>> Begin DATASET EXCERPTS
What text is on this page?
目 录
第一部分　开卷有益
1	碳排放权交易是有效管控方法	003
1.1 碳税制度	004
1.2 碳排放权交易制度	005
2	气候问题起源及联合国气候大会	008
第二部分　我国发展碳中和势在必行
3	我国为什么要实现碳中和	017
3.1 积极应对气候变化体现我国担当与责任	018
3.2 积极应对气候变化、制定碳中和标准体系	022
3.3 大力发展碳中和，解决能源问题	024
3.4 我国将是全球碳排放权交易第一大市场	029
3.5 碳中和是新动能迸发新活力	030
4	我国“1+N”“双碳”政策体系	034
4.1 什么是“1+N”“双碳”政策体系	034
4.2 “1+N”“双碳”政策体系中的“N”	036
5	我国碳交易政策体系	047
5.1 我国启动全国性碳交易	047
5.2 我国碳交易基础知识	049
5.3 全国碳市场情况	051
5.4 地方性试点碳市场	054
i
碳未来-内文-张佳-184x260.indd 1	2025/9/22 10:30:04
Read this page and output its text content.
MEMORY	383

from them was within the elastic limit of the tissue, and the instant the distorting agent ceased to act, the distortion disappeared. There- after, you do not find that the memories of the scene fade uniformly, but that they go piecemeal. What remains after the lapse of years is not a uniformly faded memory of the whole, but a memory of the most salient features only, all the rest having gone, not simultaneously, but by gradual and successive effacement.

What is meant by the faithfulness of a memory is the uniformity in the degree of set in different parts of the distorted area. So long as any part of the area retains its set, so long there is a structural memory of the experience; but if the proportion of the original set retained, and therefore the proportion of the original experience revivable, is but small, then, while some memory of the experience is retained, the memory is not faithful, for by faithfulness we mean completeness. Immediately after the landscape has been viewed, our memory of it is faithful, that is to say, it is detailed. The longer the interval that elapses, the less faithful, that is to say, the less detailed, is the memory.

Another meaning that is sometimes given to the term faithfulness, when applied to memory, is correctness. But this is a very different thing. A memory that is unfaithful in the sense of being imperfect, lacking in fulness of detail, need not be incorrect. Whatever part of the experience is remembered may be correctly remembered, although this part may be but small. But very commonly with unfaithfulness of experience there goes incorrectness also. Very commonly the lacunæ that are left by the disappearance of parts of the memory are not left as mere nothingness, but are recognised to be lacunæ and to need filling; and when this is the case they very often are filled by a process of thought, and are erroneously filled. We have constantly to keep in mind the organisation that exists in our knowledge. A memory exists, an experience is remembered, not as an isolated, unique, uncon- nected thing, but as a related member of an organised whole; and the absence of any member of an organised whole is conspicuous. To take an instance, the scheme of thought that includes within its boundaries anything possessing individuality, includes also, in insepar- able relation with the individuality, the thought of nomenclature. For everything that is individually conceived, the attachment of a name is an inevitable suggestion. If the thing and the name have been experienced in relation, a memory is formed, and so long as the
>> End DATASET EXCERPTS
TASK REQUIREMENTS
Write the material out again in its entirety, exactly as shown.

FULL OUTPUT
What text is on this page?
目 录
第一部分　开卷有益
1	碳排放权交易是有效管控方法	003
1.1 碳税制度	004
1.2 碳排放权交易制度	005
2	气候问题起源及联合国气候大会	008
第二部分　我国发展碳中和势在必行
3	我国为什么要实现碳中和	017
3.1 积极应对气候变化体现我国担当与责任	018
3.2 积极应对气候变化、制定碳中和标准体系	022
3.3 大力发展碳中和，解决能源问题	024
3.4 我国将是全球碳排放权交易第一大市场	029
3.5 碳中和是新动能迸发新活力	030
4	我国“1+N”“双碳”政策体系	034
4.1 什么是“1+N”“双碳”政策体系	034
4.2 “1+N”“双碳”政策体系中的“N”	036
5	我国碳交易政策体系	047
5.1 我国启动全国性碳交易	047
5.2 我国碳交易基础知识	049
5.3 全国碳市场情况	051
5.4 地方性试点碳市场	054
i
碳未来-内文-张佳-184x260.indd 1	2025/9/22 10:30:04
Read this page and output its text content.
MEMORY	383

from them was within the elastic limit of the tissue, and the instant the distorting agent ceased to act, the distortion disappeared. There- after, you do not find that the memories of the scene fade uniformly, but that they go piecemeal. What remains after the lapse of years is not a uniformly faded memory of the whole, but a memory of the most salient features only, all the rest having gone, not simultaneously, but by gradual and successive effacement.

What is meant by the faithfulness of a memory is the uniformity in the degree of set in different parts of the distorted area. So long as any part of the area retains its set, so long there is a structural memory of the experience; but if the proportion of the original set retained, and therefore the proportion of the original experience revivable, is but small, then, while some memory of the experience is retained, the memory is not faithful, for by faithfulness we mean completeness. Immediately after the landscape has been viewed, our memory of it is faithful, that is to say, it is detailed. The longer the interval that elapses, the less faithful, that is to say, the less detailed, is the memory.

Another meaning that is sometimes given to the term faithfulness, when applied to memory, is correctness. But this is a very different thing. A memory that is unfaithful in the sense of being imperfect, lacking in fulness of detail, need not be incorrect. Whatever part of the experience is remembered may be correctly remembered, although this part may be but small. But very commonly with unfaithfulness of experience there goes incorrectness also. Very commonly the lacunæ that are left by the disappearance of parts of the memory are not left as mere nothingness, but are recognised to be lacunæ and to need filling; and when this is the case they very often are filled by a process of thought, and are erroneously filled. We have constantly to keep in mind the organisation that exists in our knowledge. A memory exists, an experience is remembered, not as an isolated, unique, uncon- nected thing, but as a related member of an organised whole; and the absence of any member of an organised whole is conspicuous. To take an instance, the scheme of thought that includes within its boundaries anything possessing individuality, includes also, in insepar- able relation with the individuality, the thought of nomenclature. For everything that is individually conceived, the attachment of a name is an inevitable suggestion. If the thing and the name have been experienced in relation, a memory is formed, and so long as the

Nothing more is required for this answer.